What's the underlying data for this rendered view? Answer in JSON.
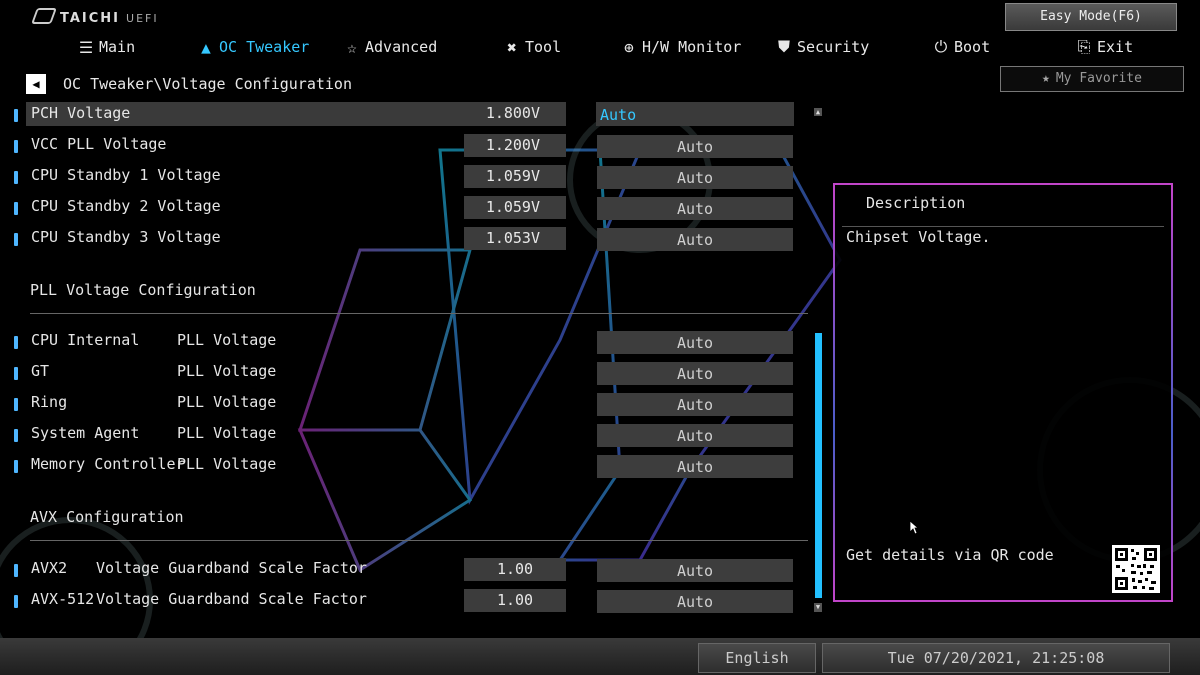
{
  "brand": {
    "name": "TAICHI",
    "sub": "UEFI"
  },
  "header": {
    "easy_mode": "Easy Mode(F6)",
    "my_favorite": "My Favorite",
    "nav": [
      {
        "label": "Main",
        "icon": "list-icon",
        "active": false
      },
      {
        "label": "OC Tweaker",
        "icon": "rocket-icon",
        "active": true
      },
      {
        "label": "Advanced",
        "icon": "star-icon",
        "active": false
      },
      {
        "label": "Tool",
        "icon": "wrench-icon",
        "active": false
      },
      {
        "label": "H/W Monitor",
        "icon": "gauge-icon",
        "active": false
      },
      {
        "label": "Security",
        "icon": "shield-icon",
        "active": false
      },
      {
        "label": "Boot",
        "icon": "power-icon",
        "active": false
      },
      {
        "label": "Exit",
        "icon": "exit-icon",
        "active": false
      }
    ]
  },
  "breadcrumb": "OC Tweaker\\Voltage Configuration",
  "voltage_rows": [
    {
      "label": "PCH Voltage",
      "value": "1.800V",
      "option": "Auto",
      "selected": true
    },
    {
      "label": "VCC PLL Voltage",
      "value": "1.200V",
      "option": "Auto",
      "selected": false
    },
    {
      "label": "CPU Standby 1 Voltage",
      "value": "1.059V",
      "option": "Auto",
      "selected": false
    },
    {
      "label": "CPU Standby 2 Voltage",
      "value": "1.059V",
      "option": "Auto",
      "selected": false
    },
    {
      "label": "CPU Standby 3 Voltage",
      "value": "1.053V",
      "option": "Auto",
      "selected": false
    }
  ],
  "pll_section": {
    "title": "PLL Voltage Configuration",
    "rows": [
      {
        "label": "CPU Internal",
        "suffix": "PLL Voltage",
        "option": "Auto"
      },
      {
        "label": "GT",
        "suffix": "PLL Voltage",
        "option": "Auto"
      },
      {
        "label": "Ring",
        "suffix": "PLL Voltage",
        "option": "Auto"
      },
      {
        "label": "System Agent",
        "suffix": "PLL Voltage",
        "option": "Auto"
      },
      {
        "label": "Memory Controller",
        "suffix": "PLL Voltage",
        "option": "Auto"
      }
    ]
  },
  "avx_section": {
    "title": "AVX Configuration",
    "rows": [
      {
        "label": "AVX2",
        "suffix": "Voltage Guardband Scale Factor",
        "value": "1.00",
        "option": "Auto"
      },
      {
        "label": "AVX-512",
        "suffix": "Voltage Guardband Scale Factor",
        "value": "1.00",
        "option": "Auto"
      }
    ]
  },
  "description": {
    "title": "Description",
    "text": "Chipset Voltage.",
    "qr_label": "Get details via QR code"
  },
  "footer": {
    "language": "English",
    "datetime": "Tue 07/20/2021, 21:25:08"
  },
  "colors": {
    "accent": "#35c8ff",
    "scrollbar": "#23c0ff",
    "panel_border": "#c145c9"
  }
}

...

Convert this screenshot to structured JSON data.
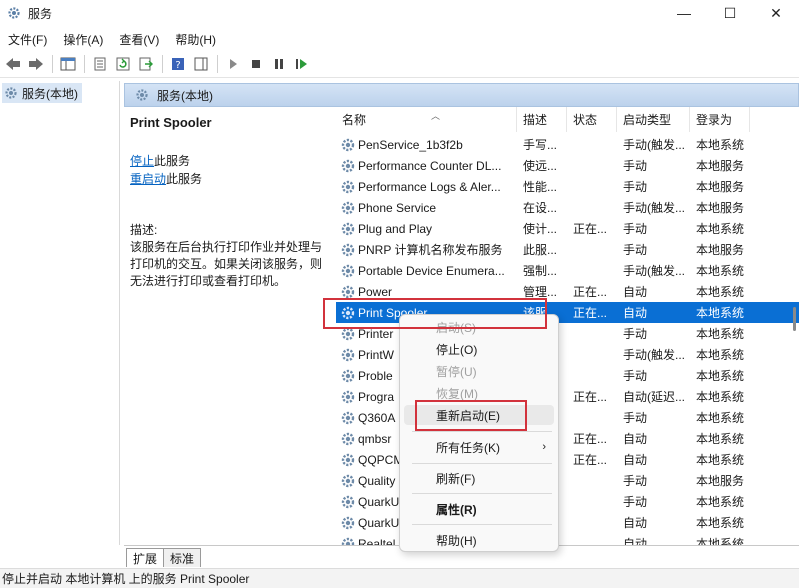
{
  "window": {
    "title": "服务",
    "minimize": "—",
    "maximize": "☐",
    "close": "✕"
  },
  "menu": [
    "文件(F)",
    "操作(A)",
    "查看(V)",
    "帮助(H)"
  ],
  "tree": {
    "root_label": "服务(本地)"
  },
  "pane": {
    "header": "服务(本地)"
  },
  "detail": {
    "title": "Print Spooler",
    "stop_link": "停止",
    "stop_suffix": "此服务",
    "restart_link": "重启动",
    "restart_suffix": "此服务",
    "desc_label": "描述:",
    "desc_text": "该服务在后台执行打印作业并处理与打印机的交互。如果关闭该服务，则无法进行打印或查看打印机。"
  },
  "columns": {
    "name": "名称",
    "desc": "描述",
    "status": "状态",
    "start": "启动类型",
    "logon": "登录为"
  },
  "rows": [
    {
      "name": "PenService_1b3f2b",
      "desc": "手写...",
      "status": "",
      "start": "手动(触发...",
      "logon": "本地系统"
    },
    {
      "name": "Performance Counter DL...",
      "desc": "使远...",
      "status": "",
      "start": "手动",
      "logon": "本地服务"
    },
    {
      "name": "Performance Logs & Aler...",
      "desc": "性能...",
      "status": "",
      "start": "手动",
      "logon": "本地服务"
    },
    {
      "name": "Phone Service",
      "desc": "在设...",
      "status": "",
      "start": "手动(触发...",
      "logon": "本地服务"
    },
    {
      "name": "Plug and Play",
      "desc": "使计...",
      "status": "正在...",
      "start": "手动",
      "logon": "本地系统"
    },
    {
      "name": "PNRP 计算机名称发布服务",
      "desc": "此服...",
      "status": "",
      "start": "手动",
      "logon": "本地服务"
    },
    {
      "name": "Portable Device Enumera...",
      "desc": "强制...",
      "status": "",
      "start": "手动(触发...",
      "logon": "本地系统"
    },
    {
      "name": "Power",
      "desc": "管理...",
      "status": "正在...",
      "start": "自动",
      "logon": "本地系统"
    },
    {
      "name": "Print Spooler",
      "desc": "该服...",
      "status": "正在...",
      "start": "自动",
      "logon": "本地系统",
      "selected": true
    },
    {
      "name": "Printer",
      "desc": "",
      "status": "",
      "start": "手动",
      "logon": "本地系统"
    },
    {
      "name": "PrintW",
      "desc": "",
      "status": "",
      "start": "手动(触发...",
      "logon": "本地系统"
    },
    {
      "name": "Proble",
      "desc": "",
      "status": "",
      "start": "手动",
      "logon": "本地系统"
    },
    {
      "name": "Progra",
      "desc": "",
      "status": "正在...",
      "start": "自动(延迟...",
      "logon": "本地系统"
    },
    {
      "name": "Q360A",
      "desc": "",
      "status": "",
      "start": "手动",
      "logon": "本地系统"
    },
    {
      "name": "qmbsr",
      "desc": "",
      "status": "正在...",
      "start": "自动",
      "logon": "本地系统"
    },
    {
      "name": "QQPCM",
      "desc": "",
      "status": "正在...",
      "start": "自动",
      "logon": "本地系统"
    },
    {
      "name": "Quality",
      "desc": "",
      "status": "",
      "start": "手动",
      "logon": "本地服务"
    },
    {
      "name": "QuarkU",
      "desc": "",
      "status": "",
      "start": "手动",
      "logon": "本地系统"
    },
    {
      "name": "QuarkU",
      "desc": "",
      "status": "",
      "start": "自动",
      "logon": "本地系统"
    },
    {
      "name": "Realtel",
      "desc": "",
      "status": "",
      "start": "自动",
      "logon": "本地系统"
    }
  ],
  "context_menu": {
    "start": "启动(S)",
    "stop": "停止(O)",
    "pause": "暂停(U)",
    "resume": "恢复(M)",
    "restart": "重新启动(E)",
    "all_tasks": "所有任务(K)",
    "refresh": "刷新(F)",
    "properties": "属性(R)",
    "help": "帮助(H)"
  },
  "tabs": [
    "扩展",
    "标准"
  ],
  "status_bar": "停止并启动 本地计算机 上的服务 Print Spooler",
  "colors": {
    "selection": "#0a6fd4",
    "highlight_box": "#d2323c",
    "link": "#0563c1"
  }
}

STATED EXERCISE: Locate the word "Spooler" in the records and collect each line it appears in.

WORKED SOLUTION:
    "title": "Print Spooler",
      "name": "Print Spooler",
  "status_bar": "停止并启动 本地计算机 上的服务 Print Spooler",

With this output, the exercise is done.